EXTRACTED MATERIAL:

============================================================

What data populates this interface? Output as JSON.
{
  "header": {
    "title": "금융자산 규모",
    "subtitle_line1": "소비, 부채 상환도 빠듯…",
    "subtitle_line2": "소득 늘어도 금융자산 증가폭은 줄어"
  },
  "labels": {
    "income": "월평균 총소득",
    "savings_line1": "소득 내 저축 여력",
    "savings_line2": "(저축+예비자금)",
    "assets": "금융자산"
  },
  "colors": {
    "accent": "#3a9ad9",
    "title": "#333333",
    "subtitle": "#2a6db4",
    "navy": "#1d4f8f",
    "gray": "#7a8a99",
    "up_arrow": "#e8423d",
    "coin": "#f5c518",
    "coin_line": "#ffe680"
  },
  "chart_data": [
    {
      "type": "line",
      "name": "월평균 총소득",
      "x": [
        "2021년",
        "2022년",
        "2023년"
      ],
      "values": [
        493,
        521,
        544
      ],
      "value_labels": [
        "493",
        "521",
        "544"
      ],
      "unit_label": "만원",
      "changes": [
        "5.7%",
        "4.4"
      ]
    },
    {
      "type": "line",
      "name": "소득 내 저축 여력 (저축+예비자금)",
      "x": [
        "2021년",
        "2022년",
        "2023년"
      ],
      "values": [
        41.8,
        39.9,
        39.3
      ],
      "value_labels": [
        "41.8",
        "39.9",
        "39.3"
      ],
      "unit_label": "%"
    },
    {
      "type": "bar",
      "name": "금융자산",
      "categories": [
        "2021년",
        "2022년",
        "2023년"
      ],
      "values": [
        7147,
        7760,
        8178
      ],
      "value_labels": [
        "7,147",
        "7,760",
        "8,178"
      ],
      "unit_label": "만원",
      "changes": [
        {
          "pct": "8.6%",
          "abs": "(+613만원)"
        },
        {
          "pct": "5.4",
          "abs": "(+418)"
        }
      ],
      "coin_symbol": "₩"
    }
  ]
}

============================================================

REQUIRED WORK: Transcribe the material above word for word.

WORKED ANSWER:
What data populates this interface? Output as JSON.
{
  "header": {
    "title": "금융자산 규모",
    "subtitle_line1": "소비, 부채 상환도 빠듯…",
    "subtitle_line2": "소득 늘어도 금융자산 증가폭은 줄어"
  },
  "labels": {
    "income": "월평균 총소득",
    "savings_line1": "소득 내 저축 여력",
    "savings_line2": "(저축+예비자금)",
    "assets": "금융자산"
  },
  "colors": {
    "accent": "#3a9ad9",
    "title": "#333333",
    "subtitle": "#2a6db4",
    "navy": "#1d4f8f",
    "gray": "#7a8a99",
    "up_arrow": "#e8423d",
    "coin": "#f5c518",
    "coin_line": "#ffe680"
  },
  "chart_data": [
    {
      "type": "line",
      "name": "월평균 총소득",
      "x": [
        "2021년",
        "2022년",
        "2023년"
      ],
      "values": [
        493,
        521,
        544
      ],
      "value_labels": [
        "493",
        "521",
        "544"
      ],
      "unit_label": "만원",
      "changes": [
        "5.7%",
        "4.4"
      ]
    },
    {
      "type": "line",
      "name": "소득 내 저축 여력 (저축+예비자금)",
      "x": [
        "2021년",
        "2022년",
        "2023년"
      ],
      "values": [
        41.8,
        39.9,
        39.3
      ],
      "value_labels": [
        "41.8",
        "39.9",
        "39.3"
      ],
      "unit_label": "%"
    },
    {
      "type": "bar",
      "name": "금융자산",
      "categories": [
        "2021년",
        "2022년",
        "2023년"
      ],
      "values": [
        7147,
        7760,
        8178
      ],
      "value_labels": [
        "7,147",
        "7,760",
        "8,178"
      ],
      "unit_label": "만원",
      "changes": [
        {
          "pct": "8.6%",
          "abs": "(+613만원)"
        },
        {
          "pct": "5.4",
          "abs": "(+418)"
        }
      ],
      "coin_symbol": "₩"
    }
  ]
}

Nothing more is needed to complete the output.